INSTRUCTION: Count the lines in the material that contain the string "Recommended", treating case as significant, and give only the number.

:::

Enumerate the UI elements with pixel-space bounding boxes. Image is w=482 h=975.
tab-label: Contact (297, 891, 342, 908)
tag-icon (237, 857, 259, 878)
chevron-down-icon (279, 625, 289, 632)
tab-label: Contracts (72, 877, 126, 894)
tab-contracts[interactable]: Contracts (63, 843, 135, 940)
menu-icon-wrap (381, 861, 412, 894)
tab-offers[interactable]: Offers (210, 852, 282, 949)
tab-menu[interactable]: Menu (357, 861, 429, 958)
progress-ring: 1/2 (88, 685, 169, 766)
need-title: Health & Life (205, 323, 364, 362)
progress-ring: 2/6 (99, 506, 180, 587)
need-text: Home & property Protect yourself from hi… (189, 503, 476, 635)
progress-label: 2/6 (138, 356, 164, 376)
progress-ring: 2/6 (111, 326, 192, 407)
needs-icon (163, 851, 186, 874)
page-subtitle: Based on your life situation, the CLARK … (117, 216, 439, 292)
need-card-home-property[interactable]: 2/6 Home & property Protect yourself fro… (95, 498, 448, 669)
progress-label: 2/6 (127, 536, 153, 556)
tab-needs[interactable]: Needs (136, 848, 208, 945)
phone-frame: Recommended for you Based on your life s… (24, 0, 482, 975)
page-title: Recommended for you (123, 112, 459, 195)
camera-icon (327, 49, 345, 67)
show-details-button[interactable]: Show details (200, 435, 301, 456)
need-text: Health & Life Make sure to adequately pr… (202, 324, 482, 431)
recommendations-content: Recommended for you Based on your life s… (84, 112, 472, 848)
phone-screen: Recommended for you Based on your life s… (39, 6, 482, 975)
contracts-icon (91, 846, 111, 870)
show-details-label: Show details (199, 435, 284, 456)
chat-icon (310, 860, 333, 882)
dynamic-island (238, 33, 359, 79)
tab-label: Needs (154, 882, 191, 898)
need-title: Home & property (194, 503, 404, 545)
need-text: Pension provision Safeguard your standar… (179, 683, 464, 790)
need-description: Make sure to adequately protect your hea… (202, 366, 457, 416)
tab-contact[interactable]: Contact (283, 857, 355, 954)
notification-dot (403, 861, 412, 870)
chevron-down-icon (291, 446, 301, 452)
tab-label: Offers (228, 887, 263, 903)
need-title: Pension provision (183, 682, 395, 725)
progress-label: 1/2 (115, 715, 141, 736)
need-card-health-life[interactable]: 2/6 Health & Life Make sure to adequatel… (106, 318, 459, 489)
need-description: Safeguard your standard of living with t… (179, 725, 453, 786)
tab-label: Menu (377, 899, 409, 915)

:::

RESULT FOR THIS EXERCISE: 4